## BEGIN
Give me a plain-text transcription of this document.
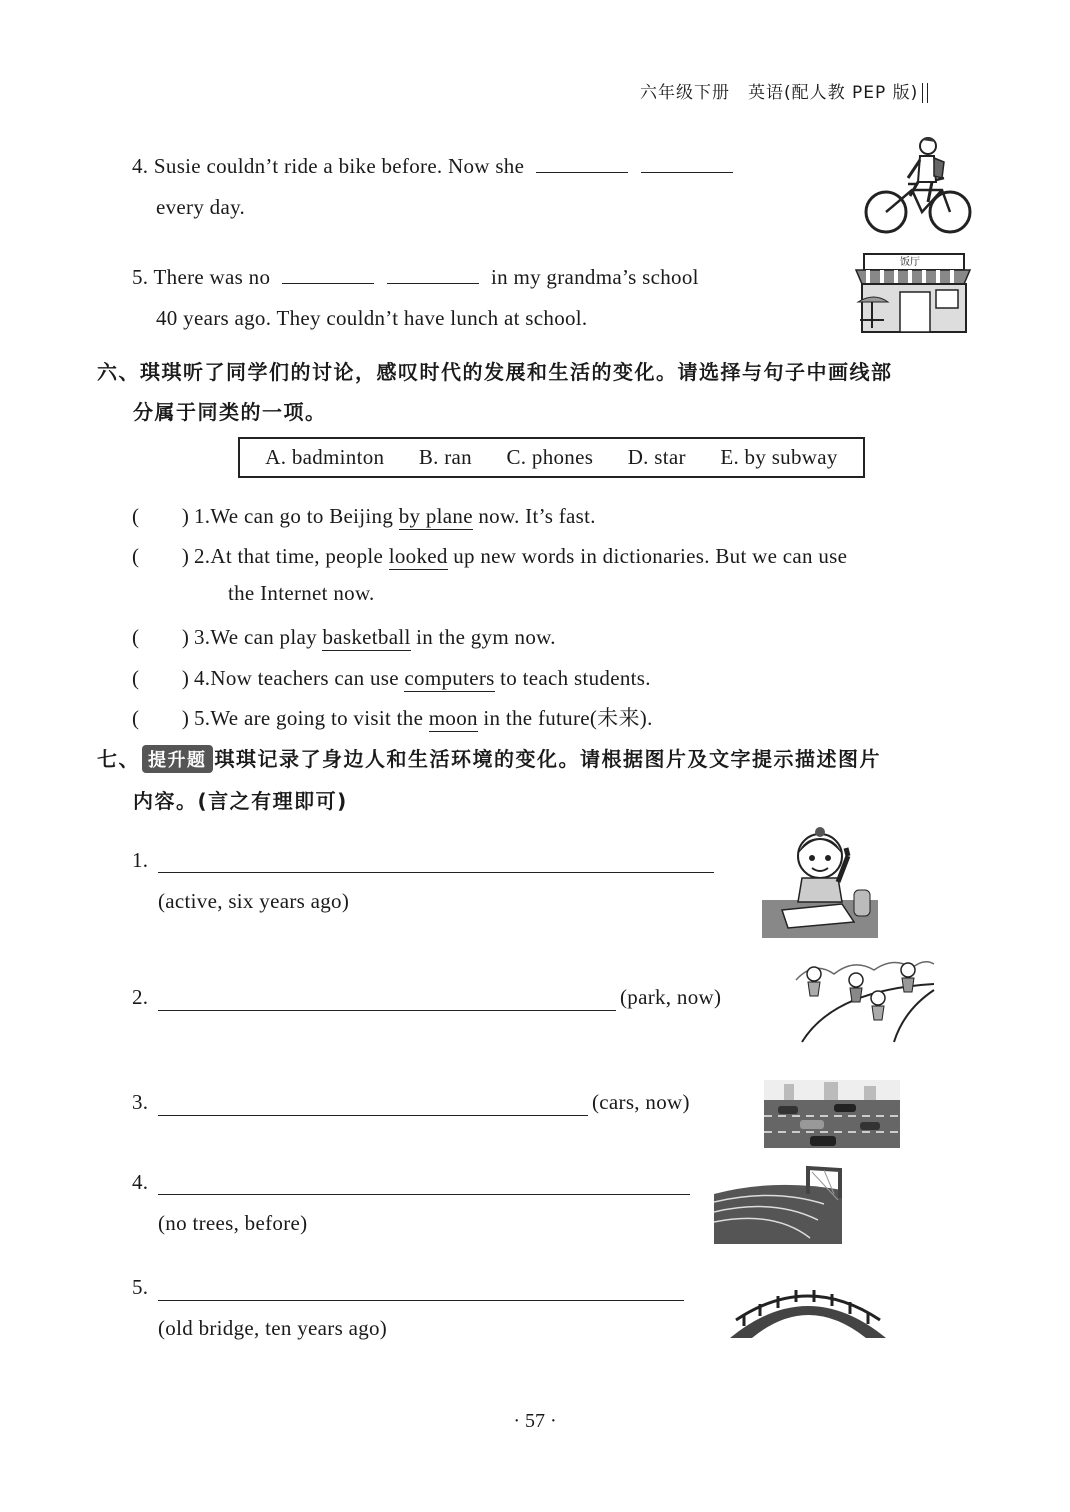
六年级下册　英语(配人教 PEP 版)
4. Susie couldn’t ride a bike before. Now she
every day.
5. There was no	in my grandma’s school
40 years ago. They couldn’t have lunch at school.
饭厅
六、琪琪听了同学们的讨论，感叹时代的发展和生活的变化。请选择与句子中画线部
分属于同类的一项。
A. badminton B. ran C. phones D. star E. by subway
(　　) 1.We can go to Beijing by plane now. It’s fast.
(　　) 2.At that time, people looked up new words in dictionaries. But we can use
the Internet now.
(　　) 3.We can play basketball in the gym now.
(　　) 4.Now teachers can use computers to teach students.
(　　) 5.We are going to visit the moon in the future(未来).
七、 提升题 琪琪记录了身边人和生活环境的变化。请根据图片及文字提示描述图片
内容。(言之有理即可)
1.
(active, six years ago)
2.	(park, now)
3.	(cars, now)
4.
(no trees, before)
5.
(old bridge, ten years ago)
· 57 ·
## END
== Work to be completed ==
Print the whole listing above once more, word for word, without its pictures.

== The output ==
Give me a plain-text transcription of this document.
六年级下册　英语(配人教 PEP 版)
4. Susie couldn’t ride a bike before. Now she
every day.
5. There was no	in my grandma’s school
40 years ago. They couldn’t have lunch at school.
饭厅
六、琪琪听了同学们的讨论，感叹时代的发展和生活的变化。请选择与句子中画线部
分属于同类的一项。
A. badminton B. ran C. phones D. star E. by subway
(　　) 1.We can go to Beijing by plane now. It’s fast.
(　　) 2.At that time, people looked up new words in dictionaries. But we can use
the Internet now.
(　　) 3.We can play basketball in the gym now.
(　　) 4.Now teachers can use computers to teach students.
(　　) 5.We are going to visit the moon in the future(未来).
七、 提升题 琪琪记录了身边人和生活环境的变化。请根据图片及文字提示描述图片
内容。(言之有理即可)
1.
(active, six years ago)
2.	(park, now)
3.	(cars, now)
4.
(no trees, before)
5.
(old bridge, ten years ago)
· 57 ·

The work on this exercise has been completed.